* Written task:
Extract each line bearing the word "from".

-- start of Listed entries --

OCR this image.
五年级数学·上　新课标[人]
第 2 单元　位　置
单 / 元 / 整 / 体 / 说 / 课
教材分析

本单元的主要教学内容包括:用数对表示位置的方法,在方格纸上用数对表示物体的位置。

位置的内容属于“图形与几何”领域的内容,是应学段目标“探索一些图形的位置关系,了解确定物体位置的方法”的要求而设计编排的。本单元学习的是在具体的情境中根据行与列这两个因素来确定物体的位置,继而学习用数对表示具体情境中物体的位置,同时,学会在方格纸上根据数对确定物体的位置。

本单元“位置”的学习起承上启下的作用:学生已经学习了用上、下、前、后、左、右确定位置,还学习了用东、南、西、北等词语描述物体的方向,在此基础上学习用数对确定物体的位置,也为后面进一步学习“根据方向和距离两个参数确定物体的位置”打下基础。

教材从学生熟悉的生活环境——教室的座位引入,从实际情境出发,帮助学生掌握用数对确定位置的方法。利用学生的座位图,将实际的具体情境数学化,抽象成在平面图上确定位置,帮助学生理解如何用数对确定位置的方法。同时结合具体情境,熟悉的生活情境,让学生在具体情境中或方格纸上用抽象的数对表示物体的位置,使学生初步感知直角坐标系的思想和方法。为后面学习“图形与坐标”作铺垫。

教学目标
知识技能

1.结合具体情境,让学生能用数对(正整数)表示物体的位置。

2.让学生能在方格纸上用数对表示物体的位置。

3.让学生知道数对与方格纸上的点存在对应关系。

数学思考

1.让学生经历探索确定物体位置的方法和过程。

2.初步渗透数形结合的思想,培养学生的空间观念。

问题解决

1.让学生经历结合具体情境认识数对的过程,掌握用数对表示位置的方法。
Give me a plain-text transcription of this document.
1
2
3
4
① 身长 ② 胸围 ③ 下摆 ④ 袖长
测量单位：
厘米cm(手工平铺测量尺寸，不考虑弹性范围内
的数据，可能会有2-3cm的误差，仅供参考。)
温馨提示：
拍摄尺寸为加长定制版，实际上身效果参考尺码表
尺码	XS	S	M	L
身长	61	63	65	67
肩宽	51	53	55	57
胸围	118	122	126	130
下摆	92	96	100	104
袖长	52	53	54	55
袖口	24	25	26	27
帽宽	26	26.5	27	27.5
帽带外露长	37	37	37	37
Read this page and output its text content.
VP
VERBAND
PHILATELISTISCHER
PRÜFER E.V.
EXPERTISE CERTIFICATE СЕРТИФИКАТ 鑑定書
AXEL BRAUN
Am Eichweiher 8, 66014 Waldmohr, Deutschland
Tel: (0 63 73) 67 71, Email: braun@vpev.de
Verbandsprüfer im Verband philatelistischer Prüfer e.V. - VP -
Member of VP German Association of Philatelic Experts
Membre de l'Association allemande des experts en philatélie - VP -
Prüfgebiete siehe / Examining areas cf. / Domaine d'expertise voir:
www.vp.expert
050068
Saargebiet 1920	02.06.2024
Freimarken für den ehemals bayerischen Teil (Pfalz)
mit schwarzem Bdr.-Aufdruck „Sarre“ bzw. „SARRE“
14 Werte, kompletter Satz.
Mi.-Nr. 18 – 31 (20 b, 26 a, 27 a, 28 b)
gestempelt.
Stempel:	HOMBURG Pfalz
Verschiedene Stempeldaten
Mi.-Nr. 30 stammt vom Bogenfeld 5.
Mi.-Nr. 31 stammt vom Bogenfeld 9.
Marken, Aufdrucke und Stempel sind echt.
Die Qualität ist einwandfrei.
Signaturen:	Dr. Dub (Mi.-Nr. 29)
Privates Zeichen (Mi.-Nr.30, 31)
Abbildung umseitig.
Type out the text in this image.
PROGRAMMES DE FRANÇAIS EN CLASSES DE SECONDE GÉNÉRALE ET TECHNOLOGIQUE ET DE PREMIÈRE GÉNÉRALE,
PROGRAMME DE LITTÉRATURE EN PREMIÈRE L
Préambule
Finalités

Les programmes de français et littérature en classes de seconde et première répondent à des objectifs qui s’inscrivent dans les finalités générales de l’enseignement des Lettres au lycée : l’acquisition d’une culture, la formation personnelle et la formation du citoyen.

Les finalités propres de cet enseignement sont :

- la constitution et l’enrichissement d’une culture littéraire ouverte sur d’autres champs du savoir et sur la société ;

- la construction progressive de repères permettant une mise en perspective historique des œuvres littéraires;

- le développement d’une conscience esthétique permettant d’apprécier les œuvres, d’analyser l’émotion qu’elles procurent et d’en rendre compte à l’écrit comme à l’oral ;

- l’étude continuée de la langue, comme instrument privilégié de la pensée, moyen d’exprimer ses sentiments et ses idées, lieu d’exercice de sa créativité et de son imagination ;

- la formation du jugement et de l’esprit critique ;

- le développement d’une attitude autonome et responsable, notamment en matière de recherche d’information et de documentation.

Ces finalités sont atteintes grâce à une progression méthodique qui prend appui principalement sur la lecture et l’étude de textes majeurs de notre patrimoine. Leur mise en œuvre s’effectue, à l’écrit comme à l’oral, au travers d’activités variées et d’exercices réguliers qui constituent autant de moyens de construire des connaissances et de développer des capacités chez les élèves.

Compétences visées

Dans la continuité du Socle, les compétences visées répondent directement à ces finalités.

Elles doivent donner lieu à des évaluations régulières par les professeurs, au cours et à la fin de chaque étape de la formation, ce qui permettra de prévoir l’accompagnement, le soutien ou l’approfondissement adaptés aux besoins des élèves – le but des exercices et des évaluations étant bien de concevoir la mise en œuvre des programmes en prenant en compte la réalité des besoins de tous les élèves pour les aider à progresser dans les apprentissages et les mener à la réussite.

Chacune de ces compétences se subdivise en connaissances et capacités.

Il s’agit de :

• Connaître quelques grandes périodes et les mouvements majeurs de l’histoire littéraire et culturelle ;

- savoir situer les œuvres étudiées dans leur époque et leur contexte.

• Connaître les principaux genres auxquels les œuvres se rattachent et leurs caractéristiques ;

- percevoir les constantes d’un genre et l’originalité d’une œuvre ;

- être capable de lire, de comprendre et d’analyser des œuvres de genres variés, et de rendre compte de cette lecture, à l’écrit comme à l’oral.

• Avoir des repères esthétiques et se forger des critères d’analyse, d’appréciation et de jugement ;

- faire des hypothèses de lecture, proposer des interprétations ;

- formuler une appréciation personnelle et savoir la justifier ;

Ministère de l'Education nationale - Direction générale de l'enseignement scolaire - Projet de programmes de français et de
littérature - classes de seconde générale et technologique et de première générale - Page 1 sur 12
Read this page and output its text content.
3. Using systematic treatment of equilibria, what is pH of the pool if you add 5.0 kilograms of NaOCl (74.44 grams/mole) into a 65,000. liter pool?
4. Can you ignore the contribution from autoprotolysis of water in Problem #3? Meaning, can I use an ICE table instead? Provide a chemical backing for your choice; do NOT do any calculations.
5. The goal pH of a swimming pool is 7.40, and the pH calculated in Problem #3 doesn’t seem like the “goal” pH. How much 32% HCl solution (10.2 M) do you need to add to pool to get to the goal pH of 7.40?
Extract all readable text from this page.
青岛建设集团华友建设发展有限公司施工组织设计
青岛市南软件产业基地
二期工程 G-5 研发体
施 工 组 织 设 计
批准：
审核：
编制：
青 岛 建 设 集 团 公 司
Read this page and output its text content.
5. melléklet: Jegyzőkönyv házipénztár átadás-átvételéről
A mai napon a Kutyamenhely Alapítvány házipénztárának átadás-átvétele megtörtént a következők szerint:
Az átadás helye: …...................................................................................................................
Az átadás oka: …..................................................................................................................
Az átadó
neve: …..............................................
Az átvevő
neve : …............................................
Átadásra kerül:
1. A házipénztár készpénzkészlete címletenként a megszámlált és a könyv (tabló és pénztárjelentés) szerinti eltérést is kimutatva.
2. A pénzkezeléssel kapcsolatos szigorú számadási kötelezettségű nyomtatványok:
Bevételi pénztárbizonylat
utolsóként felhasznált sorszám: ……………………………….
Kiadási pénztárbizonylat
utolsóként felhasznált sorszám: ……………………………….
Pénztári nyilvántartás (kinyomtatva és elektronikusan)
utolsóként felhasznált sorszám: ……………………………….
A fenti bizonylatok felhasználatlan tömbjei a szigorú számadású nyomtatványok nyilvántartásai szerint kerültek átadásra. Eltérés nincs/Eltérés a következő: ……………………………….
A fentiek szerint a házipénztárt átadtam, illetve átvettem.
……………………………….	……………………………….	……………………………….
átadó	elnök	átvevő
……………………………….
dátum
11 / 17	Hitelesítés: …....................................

-- end of Listed entries --

* Reply:
4. Can you ignore the contribution from autoprotolysis of water in Problem #3? Meaning, can I use an ICE table instead? Provide a chemical backing for your choice; do NOT do any calculations.
Extract all readable text from this page.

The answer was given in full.